* Aim *
Pick out every line holding the string "point" and copy it.

## BEGIN Supplied records

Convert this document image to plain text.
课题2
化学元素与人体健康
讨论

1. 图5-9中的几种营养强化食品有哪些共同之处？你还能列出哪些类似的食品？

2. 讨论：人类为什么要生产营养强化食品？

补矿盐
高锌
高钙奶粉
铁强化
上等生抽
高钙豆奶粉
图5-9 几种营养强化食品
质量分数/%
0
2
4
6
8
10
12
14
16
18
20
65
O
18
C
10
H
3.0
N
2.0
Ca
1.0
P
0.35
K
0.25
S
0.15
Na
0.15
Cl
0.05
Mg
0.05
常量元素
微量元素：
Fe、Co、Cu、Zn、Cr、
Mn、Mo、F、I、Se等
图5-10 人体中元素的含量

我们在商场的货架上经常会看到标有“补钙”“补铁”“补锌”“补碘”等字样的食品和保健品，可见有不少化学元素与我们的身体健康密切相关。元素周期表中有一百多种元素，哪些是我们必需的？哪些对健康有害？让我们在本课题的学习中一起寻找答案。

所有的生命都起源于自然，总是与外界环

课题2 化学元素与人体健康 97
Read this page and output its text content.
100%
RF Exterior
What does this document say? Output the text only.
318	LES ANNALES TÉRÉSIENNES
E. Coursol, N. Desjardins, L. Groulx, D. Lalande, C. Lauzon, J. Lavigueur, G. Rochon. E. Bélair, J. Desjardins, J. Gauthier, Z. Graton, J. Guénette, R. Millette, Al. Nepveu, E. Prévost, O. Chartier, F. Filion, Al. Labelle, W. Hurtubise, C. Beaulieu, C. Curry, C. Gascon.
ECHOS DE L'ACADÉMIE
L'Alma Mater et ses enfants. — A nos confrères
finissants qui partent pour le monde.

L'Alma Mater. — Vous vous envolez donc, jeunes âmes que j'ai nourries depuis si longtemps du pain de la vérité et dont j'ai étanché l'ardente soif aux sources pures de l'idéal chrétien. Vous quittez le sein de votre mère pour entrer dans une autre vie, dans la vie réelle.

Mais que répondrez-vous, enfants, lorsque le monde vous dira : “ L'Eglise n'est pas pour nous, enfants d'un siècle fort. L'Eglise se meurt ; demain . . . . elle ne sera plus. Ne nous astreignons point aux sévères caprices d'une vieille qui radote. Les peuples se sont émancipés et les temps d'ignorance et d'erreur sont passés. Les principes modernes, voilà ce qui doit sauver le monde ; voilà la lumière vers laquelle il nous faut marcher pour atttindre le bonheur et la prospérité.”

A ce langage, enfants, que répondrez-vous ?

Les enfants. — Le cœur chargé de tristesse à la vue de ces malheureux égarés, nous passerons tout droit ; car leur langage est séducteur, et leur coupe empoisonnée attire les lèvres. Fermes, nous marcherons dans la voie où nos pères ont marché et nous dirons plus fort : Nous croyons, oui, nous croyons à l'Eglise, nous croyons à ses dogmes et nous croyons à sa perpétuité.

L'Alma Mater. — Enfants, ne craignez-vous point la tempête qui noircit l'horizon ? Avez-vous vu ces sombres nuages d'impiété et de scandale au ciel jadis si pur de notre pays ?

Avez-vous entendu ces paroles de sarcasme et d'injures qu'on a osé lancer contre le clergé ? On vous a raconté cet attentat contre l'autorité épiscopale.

## END Supplied records

* Result for this task *
Mais que répondrez-vous, enfants, lorsque le monde vous dira : “ L'Eglise n'est pas pour nous, enfants d'un siècle fort. L'Eglise se meurt ; demain . . . . elle ne sera plus. Ne nous astreignons point aux sévères caprices d'une vieille qui radote. Les peuples se sont émancipés et les temps d'ignorance et d'erreur sont passés. Les principes modernes, voilà ce qui doit sauver le monde ; voilà la lumière vers laquelle il nous faut marcher pour atttindre le bonheur et la prospérité.”
L'Alma Mater. — Enfants, ne craignez-vous point la tempête qui noircit l'horizon ? Avez-vous vu ces sombres nuages d'impiété et de scandale au ciel jadis si pur de notre pays ?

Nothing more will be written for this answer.